(begin)

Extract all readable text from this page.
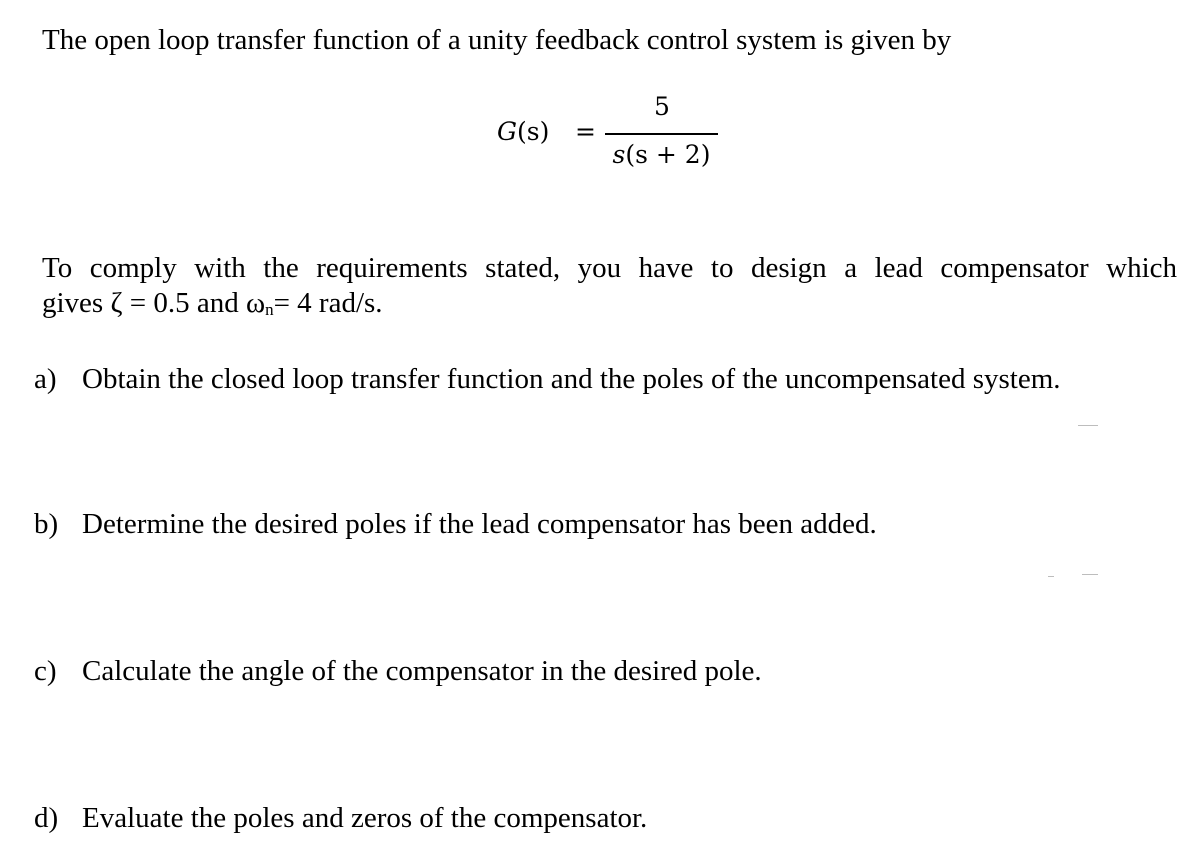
The open loop transfer function of a unity feedback control system is given by
G(s) =
5
s(s + 2)
To comply with the requirements stated, you have to design a lead compensator which
gives ζ = 0.5 and ωn= 4 rad/s.
a) Obtain the closed loop transfer function and the poles of the uncompensated system.
b) Determine the desired poles if the lead compensator has been added.
c) Calculate the angle of the compensator in the desired pole.
d) Evaluate the poles and zeros of the compensator.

(end)

#### WRITTEN EXERCISE
Make an exact reproduction of the listing above, without any pictures.

#### RESULT FOR THIS EXERCISE
Extract all readable text from this page.
The open loop transfer function of a unity feedback control system is given by
G(s) =
5
s(s + 2)
To comply with the requirements stated, you have to design a lead compensator which
gives ζ = 0.5 and ωn= 4 rad/s.
a) Obtain the closed loop transfer function and the poles of the uncompensated system.
b) Determine the desired poles if the lead compensator has been added.
c) Calculate the angle of the compensator in the desired pole.
d) Evaluate the poles and zeros of the compensator.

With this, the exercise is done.